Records
——

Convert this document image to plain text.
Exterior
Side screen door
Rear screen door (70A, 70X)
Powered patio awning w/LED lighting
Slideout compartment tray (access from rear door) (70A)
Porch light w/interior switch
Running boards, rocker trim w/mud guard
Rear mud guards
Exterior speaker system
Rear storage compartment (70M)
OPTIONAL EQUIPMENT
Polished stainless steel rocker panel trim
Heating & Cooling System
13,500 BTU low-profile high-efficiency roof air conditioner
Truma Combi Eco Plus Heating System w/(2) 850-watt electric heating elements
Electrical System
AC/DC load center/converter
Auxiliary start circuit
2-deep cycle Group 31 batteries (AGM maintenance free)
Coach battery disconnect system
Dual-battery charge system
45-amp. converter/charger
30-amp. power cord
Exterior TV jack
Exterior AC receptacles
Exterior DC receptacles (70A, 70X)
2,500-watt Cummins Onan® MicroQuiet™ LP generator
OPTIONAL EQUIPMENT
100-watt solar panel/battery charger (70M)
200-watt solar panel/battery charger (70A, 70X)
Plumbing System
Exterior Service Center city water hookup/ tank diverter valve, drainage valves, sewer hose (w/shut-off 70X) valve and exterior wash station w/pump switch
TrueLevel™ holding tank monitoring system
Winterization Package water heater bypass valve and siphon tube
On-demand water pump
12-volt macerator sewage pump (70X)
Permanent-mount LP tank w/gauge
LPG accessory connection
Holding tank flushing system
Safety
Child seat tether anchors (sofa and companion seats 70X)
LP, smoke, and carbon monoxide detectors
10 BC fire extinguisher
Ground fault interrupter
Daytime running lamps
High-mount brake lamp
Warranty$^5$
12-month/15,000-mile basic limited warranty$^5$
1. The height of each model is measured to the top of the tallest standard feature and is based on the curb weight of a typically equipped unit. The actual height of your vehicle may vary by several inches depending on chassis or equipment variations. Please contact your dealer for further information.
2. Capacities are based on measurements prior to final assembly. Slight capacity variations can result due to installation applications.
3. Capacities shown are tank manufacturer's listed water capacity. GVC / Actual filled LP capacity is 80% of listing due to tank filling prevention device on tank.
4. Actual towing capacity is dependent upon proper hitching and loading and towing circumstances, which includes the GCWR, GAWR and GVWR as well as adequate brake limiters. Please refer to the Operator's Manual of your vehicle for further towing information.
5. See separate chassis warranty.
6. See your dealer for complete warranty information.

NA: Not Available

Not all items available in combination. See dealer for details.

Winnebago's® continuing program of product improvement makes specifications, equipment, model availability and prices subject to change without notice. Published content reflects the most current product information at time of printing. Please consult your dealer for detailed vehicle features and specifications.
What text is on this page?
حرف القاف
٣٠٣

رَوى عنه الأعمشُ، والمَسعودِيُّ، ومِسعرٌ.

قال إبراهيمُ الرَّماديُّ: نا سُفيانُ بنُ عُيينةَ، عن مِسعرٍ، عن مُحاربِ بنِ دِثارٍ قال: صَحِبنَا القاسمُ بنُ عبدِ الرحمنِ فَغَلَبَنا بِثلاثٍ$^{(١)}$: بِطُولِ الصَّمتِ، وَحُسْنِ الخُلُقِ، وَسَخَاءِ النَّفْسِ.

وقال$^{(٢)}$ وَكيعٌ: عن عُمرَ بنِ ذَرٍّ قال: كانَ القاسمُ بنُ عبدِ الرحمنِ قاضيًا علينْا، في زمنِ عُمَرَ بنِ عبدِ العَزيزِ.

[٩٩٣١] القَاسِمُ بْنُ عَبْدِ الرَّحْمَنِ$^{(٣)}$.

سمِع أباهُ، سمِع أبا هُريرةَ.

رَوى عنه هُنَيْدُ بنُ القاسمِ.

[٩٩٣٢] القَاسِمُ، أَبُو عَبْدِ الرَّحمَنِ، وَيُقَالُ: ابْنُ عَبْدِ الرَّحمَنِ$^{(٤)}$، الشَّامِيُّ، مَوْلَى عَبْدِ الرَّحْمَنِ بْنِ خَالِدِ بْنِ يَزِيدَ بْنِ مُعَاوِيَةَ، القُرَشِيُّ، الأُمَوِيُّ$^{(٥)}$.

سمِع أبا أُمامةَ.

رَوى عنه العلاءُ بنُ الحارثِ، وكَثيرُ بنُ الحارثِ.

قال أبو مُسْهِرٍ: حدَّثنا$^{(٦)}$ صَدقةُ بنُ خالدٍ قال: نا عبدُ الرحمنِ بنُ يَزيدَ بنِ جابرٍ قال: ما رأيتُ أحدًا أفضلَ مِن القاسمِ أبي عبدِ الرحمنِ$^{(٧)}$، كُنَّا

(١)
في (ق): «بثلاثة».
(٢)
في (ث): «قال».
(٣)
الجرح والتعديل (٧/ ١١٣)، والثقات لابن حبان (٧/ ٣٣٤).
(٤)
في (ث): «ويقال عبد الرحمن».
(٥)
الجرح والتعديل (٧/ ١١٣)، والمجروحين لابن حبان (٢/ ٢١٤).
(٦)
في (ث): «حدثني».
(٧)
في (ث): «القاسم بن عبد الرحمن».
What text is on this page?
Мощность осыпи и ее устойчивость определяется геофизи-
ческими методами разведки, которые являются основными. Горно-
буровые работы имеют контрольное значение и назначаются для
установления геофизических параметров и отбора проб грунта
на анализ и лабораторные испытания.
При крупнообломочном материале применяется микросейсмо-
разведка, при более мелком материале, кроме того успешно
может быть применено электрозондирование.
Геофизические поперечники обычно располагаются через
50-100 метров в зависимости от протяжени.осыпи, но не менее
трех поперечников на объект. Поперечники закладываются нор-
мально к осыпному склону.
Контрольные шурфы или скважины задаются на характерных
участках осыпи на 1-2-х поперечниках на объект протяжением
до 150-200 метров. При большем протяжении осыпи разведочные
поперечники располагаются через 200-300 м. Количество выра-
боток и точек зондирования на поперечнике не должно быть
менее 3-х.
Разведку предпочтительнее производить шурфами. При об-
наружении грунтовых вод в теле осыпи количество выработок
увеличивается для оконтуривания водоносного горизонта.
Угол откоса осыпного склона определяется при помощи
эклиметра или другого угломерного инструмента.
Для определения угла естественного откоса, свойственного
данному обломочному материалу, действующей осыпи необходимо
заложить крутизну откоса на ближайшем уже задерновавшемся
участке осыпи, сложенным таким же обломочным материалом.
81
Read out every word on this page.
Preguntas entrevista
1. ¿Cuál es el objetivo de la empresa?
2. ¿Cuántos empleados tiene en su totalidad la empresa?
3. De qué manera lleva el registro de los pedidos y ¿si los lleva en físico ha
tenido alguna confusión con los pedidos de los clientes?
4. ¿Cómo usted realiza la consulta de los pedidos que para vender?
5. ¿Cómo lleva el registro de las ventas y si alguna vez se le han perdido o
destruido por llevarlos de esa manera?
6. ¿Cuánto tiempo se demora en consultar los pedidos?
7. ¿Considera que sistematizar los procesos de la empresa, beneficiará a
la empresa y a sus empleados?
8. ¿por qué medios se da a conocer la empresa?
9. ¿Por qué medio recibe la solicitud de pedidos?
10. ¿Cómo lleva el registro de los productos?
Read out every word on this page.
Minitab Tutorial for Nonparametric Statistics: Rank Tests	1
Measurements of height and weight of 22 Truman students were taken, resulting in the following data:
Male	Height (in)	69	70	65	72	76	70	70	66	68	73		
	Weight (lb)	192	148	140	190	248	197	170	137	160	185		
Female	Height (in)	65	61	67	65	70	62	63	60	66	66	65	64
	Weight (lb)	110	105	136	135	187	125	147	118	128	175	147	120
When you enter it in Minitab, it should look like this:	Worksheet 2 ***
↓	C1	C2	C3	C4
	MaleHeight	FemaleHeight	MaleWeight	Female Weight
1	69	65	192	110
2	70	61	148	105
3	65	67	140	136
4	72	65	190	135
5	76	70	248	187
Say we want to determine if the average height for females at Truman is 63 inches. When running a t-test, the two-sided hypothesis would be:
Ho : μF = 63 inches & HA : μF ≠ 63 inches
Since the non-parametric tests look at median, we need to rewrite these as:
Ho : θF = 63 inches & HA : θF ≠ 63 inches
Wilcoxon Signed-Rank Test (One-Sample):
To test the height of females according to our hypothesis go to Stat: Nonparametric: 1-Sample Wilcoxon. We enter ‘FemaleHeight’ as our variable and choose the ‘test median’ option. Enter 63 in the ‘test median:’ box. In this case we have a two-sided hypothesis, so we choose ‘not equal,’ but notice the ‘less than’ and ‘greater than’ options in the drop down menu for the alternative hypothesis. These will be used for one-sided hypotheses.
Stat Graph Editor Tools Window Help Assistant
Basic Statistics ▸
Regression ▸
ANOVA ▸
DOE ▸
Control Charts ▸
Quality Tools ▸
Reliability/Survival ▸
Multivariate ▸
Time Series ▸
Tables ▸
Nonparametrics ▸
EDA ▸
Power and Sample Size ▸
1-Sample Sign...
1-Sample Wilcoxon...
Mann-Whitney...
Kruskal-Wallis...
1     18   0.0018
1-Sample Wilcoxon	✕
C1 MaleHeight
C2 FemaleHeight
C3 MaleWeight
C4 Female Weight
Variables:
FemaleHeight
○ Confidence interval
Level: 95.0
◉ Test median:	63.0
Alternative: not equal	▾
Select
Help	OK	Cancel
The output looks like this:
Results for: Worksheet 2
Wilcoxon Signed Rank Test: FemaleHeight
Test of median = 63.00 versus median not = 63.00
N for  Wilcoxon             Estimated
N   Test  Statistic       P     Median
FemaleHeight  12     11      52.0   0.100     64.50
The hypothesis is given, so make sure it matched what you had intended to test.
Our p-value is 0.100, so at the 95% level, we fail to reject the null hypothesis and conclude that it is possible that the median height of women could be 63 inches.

——

## WHAT YOU NEED TO DO
Lines containing the word "откоса" are to be counted in the listing; state their number alone.

## TASK SOLUTION
3